Records from a collection:
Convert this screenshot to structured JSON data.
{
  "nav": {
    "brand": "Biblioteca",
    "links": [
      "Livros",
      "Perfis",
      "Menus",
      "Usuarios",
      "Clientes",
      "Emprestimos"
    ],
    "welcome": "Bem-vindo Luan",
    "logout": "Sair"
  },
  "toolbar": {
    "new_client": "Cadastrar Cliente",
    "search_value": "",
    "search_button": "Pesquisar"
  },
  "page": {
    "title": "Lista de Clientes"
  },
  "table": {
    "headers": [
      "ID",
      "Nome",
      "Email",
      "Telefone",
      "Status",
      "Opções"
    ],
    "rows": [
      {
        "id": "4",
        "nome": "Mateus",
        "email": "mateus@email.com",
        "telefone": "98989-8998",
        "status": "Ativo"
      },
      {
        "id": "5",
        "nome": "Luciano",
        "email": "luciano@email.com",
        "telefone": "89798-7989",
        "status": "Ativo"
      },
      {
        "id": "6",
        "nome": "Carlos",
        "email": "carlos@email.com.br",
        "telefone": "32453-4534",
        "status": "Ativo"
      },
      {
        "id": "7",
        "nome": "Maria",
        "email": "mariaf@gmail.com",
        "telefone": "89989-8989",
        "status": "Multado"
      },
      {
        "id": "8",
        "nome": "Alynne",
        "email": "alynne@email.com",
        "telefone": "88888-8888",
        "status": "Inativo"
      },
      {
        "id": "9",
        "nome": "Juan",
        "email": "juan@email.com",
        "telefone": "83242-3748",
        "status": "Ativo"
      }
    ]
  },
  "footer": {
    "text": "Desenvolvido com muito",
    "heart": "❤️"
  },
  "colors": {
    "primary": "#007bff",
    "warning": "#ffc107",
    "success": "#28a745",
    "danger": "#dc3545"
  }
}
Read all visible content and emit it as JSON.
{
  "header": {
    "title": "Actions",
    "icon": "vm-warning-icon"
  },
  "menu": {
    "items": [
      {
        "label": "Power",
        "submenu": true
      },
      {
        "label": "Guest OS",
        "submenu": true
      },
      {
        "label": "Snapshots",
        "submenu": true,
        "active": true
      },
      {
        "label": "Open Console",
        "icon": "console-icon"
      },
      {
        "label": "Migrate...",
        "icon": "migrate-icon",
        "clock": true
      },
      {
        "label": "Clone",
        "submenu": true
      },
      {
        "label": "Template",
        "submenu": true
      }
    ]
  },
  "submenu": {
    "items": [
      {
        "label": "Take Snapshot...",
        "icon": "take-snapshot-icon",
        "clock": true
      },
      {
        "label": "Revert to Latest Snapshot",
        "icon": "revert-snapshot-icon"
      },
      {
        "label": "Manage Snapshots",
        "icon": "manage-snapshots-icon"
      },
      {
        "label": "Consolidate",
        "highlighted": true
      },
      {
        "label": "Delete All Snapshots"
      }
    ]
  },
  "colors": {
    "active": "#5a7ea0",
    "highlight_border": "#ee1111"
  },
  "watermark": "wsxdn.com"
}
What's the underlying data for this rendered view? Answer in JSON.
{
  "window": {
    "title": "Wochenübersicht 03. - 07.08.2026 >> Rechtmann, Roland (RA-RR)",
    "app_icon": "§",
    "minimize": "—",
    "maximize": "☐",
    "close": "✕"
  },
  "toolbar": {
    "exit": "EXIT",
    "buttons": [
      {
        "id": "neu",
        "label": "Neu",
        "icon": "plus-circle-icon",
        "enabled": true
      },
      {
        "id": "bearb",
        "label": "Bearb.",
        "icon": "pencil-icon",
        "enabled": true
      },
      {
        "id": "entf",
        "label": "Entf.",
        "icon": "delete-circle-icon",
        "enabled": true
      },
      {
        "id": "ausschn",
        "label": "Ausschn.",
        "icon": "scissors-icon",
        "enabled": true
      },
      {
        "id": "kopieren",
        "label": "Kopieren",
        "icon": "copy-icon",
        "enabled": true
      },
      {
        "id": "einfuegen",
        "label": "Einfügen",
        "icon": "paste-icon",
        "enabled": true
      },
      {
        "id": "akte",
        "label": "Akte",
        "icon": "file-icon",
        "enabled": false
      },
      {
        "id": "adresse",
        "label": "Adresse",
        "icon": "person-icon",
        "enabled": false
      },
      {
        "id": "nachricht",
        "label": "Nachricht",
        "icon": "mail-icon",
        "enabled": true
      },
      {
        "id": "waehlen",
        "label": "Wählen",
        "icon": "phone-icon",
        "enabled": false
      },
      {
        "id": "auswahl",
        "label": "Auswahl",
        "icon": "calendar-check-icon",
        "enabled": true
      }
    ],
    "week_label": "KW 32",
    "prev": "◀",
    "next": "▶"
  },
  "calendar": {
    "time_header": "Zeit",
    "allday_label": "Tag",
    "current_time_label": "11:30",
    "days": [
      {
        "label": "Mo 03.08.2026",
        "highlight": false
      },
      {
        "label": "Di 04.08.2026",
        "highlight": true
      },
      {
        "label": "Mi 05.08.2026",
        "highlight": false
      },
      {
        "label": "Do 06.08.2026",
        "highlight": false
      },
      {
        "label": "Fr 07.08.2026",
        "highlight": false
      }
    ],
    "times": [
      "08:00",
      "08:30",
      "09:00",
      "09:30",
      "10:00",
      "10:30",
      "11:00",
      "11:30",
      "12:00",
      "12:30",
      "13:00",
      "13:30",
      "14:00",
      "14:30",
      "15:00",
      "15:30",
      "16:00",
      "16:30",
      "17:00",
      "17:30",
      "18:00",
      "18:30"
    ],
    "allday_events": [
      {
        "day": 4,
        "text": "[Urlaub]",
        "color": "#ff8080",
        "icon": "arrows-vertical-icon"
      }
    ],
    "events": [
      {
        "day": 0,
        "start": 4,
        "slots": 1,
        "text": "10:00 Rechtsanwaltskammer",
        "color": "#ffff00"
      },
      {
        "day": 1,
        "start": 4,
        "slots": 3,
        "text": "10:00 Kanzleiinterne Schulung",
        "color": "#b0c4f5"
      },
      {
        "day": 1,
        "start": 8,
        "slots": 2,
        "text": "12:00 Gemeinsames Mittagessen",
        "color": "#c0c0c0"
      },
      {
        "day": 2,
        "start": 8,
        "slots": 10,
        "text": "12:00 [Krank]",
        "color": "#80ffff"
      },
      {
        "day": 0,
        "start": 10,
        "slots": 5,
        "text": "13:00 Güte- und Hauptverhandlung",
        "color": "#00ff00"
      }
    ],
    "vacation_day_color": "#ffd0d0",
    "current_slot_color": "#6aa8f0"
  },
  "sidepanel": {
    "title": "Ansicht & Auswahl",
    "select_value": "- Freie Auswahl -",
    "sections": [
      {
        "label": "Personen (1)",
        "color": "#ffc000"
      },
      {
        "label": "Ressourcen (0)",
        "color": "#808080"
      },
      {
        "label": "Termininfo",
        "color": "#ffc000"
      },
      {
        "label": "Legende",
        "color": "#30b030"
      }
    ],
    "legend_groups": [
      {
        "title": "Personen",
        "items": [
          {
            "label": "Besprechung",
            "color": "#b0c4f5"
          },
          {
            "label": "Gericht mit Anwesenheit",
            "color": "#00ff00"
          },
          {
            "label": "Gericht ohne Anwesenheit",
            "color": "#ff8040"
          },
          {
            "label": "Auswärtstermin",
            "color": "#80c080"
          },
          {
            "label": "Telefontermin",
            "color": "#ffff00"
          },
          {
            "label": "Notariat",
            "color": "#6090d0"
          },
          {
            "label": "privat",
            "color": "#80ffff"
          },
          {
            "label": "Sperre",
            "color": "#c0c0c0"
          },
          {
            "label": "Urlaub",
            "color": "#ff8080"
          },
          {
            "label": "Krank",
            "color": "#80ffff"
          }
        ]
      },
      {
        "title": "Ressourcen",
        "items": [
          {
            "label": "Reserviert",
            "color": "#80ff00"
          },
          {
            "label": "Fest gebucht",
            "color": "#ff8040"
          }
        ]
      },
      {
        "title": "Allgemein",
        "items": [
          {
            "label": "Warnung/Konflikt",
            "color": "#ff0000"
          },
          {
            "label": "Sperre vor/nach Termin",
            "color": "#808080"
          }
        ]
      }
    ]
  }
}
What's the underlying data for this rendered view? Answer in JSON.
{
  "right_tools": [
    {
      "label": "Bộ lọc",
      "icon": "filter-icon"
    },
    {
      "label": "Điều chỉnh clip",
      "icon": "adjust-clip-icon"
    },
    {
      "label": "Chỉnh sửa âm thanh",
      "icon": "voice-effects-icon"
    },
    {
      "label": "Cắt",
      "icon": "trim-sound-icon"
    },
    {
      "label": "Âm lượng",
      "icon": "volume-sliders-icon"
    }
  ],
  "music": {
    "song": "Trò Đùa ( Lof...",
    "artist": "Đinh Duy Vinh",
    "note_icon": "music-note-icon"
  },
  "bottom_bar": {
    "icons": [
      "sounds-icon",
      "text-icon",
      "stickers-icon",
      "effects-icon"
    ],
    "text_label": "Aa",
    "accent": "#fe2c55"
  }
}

INSTRUCTIONS FOR THE TASK:
Copy each line holding the word "title" from the listing above.

EXERCISE RESULT:
    "title": "Lista de Clientes"
    "title": "Actions",
    "title": "Wochenübersicht 03. - 07.08.2026 >> Rechtmann, Roland (RA-RR)",
    "title": "Ansicht & Auswahl",
        "title": "Personen",
        "title": "Ressourcen",
        "title": "Allgemein",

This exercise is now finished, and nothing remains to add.